===== TEXT SEGMENT =====

Re: [OMPI users] Slow collective MPI File IO

Dong-In Kang via users Mon, 06 Apr 2020 08:10:26 -0700

Yes, I agree with you.
I think I did the test using each file per MPI process.
Each MPI process opens a file with the file name followed by its rank using
MPI_File_open(MPI_COMM_SELF, ...).
It showed a few times better performance (with np=4 or 8 on my workstation)
than single MPI process  (with np = 1) can achieve.
As I mentioned before I could get:
"As for the local disk, at least 2 times faster than single MPI process can
achieve.
As for the ramdisk, at least 5 times faster.
Luster, I know that it is at least 7-8 times or more faster depending on
the configuration.".
However, when a single file is shared by multiple MPI processes (np > 1),
the sum of write speed of all MPI processes is at most the performance of
run with a single MPI process run(np = 1).


I expect the simple MPI File IO is scalable at least for small number of
processes.
But I don't see that at all now.
I ran it on a shared memory machine having tens of cores, but saw the same
results.
Any idea?

David



On Mon, Apr 6, 2020 at 10:47 AM Gabriel, Edgar <egabr...@central.uh.edu>
wrote:

> The one test that would give you a good idea of the upper bound for your
> scenario would be that write a benchmark where each process writes to a
> separate file, and look at the overall bandwidth achieved across all
> processes. The MPI I/O performance will be less or equal to the bandwidth
> achieved in this scenario, as long as the number of processes are moderate.
>
>
>
> Thanks
>
> Edgar
>
>
>
> *From:* Dong-In Kang <dik...@gmail.com>
> *Sent:* Monday, April 6, 2020 9:34 AM
> *To:* Collin Strassburger <cstrassbur...@bihrle.com>
> *Cc:* Open MPI Users <users@lists.open-mpi.org>; Gabriel, Edgar <
> egabr...@central.uh.edu>
> *Subject:* Re: [OMPI users] Slow collective MPI File IO
>
>
>
> Hi Collin,
>
>
>
> It is written in C.
>
> So, I think it is OK.
>
>
>
> Thank you,
>
> David
>
>
>
>
>
> On Mon, Apr 6, 2020 at 10:19 AM Collin Strassburger <
> cstrassbur...@bihrle.com> wrote:
>
> Hello,
>
>
>
> Just a quick comment on this; is your code written in C/C++ or Fortran?
> Fortran has issues with writing at a decent speed regardless of MPI setup
> and as such should be avoided for file IO (yet I still occasionally see it
> implemented).

===== INFORMATION SUPPLIED =====

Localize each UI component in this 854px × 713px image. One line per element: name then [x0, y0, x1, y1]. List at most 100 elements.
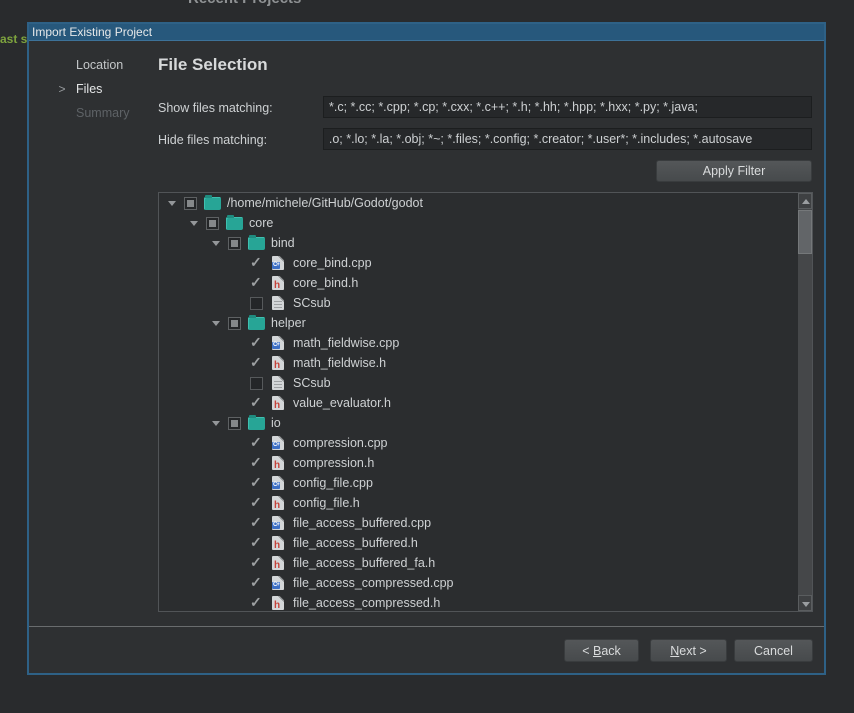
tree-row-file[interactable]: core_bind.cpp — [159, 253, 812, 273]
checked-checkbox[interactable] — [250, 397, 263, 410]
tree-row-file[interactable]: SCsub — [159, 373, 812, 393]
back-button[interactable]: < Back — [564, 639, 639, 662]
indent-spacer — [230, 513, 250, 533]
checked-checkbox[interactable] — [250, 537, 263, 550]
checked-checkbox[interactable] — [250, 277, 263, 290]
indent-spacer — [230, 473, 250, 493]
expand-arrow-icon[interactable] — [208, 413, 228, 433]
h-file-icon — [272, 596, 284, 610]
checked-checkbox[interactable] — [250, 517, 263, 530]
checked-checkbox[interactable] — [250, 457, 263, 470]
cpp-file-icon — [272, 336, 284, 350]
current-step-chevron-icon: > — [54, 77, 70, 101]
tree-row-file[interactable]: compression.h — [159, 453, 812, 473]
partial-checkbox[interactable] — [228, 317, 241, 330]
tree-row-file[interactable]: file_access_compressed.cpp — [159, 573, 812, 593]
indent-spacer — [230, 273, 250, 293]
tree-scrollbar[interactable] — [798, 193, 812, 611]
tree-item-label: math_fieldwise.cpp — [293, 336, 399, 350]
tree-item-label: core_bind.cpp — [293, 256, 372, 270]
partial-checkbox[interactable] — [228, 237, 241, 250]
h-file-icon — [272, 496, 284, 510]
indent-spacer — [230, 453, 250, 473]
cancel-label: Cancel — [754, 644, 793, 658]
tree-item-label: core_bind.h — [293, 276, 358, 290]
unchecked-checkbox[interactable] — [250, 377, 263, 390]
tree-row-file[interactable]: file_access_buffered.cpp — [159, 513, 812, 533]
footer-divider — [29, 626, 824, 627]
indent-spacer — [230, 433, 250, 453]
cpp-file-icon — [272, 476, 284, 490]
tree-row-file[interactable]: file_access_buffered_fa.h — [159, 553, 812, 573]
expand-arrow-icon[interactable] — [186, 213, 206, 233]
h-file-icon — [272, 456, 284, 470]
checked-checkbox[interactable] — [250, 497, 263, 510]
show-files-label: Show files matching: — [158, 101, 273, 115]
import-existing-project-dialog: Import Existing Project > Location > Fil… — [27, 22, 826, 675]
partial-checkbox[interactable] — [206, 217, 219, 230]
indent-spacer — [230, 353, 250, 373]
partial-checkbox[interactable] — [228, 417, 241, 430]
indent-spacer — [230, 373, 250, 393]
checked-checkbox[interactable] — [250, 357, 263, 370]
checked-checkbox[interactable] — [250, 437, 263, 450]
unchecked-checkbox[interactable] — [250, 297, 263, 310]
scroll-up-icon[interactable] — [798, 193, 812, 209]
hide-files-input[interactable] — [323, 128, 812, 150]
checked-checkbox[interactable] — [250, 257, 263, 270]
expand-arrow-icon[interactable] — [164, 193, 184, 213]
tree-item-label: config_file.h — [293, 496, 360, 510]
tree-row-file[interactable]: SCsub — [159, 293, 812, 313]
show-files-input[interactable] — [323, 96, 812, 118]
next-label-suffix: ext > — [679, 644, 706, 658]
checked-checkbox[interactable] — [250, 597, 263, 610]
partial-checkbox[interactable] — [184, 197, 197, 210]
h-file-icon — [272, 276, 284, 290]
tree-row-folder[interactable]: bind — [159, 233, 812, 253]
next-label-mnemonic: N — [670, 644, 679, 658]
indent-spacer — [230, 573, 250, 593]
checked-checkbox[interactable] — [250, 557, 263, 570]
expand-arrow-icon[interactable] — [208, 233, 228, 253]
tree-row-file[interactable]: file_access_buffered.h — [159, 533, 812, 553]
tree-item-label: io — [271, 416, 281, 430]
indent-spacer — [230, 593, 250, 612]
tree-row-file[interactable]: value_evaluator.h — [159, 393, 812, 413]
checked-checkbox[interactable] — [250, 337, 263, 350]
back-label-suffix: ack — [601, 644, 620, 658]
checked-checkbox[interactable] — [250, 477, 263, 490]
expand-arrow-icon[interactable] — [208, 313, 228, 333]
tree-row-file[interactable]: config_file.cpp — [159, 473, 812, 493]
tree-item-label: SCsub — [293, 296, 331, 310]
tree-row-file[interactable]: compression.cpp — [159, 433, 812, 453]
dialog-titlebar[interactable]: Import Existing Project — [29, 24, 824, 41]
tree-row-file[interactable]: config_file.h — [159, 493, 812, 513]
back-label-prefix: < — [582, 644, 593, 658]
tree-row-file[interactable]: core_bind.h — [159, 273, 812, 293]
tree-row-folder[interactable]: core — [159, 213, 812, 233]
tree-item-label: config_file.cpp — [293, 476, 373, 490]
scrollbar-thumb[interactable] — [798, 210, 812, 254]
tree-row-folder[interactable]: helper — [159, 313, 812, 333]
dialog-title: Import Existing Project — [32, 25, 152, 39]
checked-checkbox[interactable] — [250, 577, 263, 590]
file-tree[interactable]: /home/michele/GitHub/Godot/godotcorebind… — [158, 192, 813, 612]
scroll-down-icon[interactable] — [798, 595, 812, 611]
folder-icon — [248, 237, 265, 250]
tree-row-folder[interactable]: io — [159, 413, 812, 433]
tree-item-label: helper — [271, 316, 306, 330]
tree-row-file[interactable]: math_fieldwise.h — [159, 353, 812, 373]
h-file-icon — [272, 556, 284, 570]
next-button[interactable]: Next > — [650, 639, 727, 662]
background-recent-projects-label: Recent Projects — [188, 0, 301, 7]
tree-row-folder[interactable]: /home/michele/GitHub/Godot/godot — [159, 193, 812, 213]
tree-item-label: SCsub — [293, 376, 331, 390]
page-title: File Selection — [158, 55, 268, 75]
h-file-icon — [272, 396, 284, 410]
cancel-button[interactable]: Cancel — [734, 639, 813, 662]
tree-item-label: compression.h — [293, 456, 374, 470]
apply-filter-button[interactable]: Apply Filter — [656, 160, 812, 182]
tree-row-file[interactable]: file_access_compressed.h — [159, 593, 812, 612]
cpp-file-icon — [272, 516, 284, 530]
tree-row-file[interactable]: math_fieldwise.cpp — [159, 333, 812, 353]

=====

(SET OF TASKS):
1 – In the MPI file I/O thread, which programming language is the code written in?
2 – Rewrite the paragraph in the MPI file I/O thread that begins "The one test that would give you a good idea" as one shorter sentence that keeps its main facts.
3 – Continue the MPI file I/O thread from its last sentence.

(ANSWERS PROVIDED):
1 – C.

2 – To find the upper bound, benchmark each process writing to its own file and measure the total bandwidth across all processes, since with a moderate number of processes MPI I/O performance will be less than or equal to that bandwidth.

3 –
>
>
>
> Collin
>
>
>
> *From:* users <users-boun...@lists.open-mpi.org> *On Behalf Of *Dong-In
> Kang via users
> *Sent:* Monday, April 6, 2020 10:02 AM
> *To:* Gabriel, Edgar <egabr...@central.uh.edu>
> *Cc:* Dong-In Kang <dik...@gmail.com>; Open MPI Users <
> users@lists.open-mpi.org>
> *Subject:* Re: [OMPI users] Slow collective MPI File IO
>
>
>
>
>
> Thank you Edgar for the information.
>
>
>
> I also tried MPI_File_write_at_all(), but it usually makes the
> performance worse.
>
> My program is very simple.
>
> Each MPI process writes a consecutive portion of a file.
>
> No interleaving among the MPI processes.
>
> I think in this case I can use MPI_File_write_at().
>
>
>
> I tested the maximum bandwidth of the target devices and they are at least
> a few times bigger than what single process can achieve.
>
> I tested it using the same program but open the individual files using
> MPI_COMM_SELF.
>
> I tested 32MB chunk, but didn't show noticeable changes. I also tried
> 512MB chunk, but no noticeable difference.
>
> (There are performance differences between using 32MB chunk and using
> 512MB chunk.
>
> But, they still don't make multiple MPI processes file IO exceeds the
> performance of single MPI process file IO)
>
> As for the local disk, at least 2 times faster than single MPI process can
> achieve.
>
> As for the ramdisk, at least 5 times faster.
>
> Luster, I know that it is at least 7-8 times or more faster depending on
> the configuration.
>
>
>
> About caching effect, it would be the case of MPI_File_read().
>
> I can see very high bandwidth of MPI_File_read(), which I believe comes
> from caches in RAM.
>
> But as for MPI_File_write, I think it doesn't be affected by caching.
>
> And I create a new file for each test and removes the file at the end of
> the testing.
>
>
>
> I may make a very simple mistake, but I don't know what it is.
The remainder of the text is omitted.